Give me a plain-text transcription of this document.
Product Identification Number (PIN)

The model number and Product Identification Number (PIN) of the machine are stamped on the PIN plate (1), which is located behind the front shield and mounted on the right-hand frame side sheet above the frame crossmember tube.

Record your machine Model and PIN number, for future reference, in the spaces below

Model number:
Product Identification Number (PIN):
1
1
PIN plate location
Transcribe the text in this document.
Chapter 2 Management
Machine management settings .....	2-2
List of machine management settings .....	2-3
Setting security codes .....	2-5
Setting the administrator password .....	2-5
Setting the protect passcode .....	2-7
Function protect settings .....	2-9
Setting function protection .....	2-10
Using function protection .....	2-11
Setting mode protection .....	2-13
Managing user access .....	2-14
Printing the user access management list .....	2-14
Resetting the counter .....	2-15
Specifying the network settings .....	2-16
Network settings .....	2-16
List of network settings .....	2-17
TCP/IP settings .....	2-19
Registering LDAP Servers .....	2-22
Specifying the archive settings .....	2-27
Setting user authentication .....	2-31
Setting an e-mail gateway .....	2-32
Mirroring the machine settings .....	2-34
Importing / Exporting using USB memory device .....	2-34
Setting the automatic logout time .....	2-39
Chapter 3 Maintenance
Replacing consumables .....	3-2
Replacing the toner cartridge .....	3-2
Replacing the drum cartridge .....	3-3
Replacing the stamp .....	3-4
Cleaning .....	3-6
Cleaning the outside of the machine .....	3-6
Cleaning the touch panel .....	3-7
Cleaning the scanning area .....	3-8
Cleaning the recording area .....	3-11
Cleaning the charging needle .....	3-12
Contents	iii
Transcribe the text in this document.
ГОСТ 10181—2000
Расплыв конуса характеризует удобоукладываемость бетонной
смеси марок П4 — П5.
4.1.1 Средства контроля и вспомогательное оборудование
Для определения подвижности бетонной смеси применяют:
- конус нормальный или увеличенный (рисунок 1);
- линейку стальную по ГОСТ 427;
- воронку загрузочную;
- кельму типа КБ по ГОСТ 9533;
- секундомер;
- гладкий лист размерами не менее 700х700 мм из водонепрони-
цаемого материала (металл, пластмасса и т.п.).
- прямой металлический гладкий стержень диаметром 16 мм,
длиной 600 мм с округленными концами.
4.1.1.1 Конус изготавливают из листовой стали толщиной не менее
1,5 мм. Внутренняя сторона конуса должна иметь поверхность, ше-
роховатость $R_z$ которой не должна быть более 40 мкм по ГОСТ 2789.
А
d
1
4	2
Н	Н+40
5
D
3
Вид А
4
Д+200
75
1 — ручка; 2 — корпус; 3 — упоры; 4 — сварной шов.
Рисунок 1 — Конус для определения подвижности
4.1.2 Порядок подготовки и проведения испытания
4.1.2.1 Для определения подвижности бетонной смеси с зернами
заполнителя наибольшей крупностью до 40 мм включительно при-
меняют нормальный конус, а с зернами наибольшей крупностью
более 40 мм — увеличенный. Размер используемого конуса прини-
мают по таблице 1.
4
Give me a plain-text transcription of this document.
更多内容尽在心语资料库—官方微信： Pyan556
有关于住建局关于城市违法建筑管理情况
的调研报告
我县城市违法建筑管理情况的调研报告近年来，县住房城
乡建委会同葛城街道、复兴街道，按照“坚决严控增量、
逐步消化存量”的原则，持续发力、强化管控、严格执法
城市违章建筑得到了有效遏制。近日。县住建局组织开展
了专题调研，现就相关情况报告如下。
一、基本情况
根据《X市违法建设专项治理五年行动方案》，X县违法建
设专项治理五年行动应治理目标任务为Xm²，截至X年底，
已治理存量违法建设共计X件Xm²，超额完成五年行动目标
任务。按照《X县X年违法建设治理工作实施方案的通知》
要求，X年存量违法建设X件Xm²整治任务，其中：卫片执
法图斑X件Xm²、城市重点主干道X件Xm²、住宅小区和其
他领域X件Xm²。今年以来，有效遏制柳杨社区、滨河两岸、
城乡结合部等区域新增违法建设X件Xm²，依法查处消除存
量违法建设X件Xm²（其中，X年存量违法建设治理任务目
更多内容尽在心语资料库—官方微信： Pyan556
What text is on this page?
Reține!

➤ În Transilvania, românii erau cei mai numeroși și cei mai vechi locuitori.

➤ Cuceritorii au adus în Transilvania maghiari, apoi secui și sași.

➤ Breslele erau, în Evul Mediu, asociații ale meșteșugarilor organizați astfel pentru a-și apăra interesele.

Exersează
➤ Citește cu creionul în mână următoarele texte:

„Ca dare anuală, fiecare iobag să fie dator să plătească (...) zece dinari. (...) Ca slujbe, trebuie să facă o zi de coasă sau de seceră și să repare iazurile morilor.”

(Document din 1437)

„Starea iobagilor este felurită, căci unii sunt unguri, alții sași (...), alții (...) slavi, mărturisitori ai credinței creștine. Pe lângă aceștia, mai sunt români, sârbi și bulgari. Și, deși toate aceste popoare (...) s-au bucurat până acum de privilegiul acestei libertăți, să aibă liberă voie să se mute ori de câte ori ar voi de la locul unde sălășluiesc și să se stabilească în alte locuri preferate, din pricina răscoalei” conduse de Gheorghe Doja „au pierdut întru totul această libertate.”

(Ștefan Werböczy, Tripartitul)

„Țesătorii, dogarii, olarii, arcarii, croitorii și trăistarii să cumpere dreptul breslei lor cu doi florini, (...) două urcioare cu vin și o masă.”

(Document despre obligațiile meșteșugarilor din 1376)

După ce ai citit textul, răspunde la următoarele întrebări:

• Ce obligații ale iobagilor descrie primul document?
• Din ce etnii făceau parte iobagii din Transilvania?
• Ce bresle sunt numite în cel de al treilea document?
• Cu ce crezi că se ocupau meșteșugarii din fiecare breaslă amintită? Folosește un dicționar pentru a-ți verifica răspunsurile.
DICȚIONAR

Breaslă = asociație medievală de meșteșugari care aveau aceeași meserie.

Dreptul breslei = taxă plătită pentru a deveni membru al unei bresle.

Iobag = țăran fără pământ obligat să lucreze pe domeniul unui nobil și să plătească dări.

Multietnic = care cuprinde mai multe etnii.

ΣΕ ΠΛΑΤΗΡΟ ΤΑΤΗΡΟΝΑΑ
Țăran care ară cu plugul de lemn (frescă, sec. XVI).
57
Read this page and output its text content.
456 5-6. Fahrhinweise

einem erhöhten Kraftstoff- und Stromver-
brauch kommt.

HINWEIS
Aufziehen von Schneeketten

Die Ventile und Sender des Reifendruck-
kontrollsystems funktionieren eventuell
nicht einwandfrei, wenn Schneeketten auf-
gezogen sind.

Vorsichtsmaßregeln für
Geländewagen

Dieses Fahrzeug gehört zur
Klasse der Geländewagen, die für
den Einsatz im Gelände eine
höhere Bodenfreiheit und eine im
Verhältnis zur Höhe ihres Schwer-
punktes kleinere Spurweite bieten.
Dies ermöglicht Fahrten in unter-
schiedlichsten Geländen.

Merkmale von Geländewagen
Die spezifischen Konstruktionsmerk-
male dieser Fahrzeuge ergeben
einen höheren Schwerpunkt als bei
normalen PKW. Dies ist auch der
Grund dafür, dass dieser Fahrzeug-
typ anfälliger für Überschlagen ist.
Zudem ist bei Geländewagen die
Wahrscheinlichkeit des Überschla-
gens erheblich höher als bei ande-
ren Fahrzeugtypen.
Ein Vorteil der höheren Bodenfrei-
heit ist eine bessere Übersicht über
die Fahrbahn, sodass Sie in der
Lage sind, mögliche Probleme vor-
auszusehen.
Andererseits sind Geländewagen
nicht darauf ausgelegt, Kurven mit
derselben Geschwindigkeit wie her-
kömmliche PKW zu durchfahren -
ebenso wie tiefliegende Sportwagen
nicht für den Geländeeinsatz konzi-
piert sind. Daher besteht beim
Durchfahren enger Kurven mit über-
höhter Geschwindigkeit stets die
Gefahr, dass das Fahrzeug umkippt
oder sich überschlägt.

========================================

Exercise: Locate each line with the word "höheren" and copy it.

Result:
einen höheren Schwerpunkt als bei
Ein Vorteil der höheren Bodenfrei-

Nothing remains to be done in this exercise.